● Supplied information:
§ §

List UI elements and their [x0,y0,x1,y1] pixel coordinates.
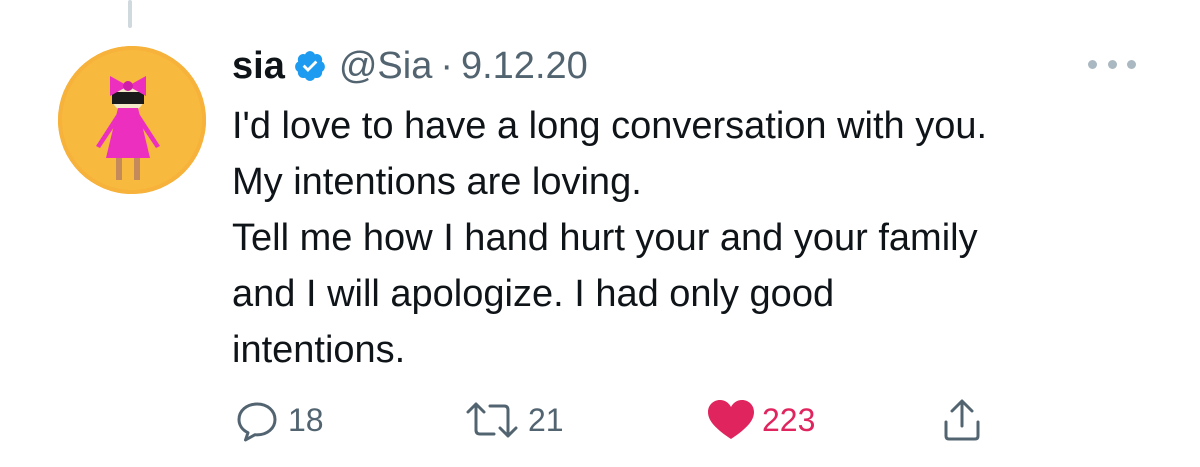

§ §

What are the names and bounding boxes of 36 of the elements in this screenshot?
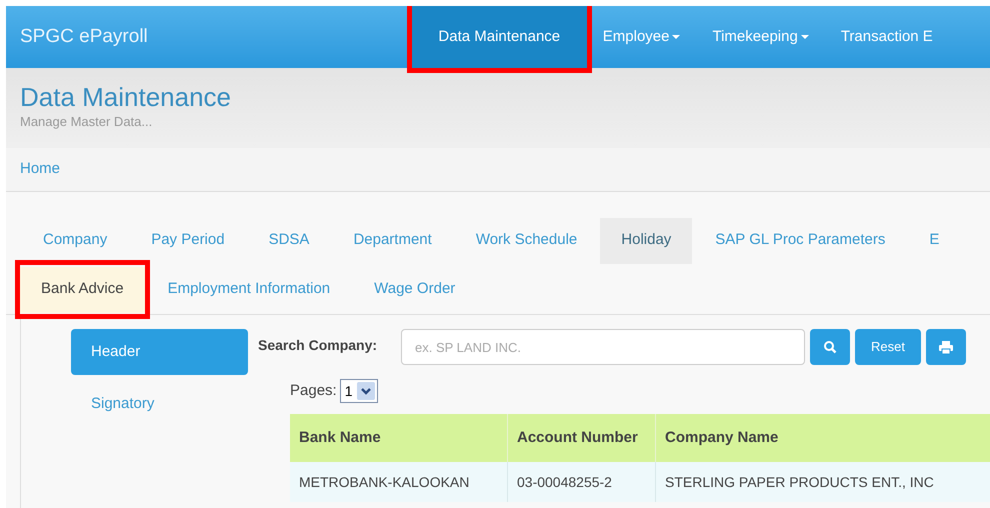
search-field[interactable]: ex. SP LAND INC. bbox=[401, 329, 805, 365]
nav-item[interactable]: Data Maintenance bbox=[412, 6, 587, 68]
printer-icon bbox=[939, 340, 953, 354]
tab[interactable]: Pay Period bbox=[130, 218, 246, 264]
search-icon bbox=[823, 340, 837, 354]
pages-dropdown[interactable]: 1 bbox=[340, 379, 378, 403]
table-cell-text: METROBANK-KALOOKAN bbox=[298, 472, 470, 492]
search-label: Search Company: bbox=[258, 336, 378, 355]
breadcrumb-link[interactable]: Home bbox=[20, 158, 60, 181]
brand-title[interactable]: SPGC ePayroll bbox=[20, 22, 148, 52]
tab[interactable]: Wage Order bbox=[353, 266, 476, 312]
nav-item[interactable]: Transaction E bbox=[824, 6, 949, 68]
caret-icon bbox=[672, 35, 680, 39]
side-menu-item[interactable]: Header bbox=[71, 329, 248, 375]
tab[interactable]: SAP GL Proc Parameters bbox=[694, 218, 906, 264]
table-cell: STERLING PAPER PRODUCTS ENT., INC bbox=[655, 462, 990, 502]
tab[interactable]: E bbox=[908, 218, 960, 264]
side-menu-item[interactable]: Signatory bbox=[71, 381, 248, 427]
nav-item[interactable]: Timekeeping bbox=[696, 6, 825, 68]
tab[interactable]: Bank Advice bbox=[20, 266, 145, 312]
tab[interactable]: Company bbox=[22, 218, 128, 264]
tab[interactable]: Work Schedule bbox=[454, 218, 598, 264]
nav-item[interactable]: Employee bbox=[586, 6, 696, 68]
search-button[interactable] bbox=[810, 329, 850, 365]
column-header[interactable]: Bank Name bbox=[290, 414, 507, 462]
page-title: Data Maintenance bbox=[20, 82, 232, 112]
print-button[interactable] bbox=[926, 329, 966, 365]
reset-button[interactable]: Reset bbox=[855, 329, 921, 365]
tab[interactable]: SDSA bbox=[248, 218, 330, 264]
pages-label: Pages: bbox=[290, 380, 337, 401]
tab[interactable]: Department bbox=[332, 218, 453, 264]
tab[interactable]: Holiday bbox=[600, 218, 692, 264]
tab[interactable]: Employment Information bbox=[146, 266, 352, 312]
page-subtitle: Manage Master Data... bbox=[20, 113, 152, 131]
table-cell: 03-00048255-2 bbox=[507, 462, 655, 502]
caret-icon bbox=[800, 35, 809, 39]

§ §

● Directions for this task:
Format the material from the line containing "What are the" up to and including the line containing "brand-title[interactable]: SPGC ePayroll" as a two-column CSV with the headers input and output, giving one row per input paired with its output. Put each field in quotation marks, turn line breaks into spaces, and leave out the pictures.

● Output for this exercise:
input,output
"What are the names and bounding boxes of 36 of the elements in this screenshot?","search-field[interactable]: ex. SP LAND INC. bbox=[401, 329, 805, 365] nav-item[interactable]: Data Maintenance bbox=[412, 6, 587, 68] printer-icon bbox=[939, 340, 953, 354] tab[interactable]: Pay Period bbox=[130, 218, 246, 264] search-icon bbox=[823, 340, 837, 354] pages-dropdown[interactable]: 1 bbox=[340, 379, 378, 403] table-cell-text: METROBANK-KALOOKAN bbox=[298, 472, 470, 492] search-label: Search Company: bbox=[258, 336, 378, 355] breadcrumb-link[interactable]: Home bbox=[20, 158, 60, 181] brand-title[interactable]: SPGC ePayroll bbox=[20, 22, 148, 52]"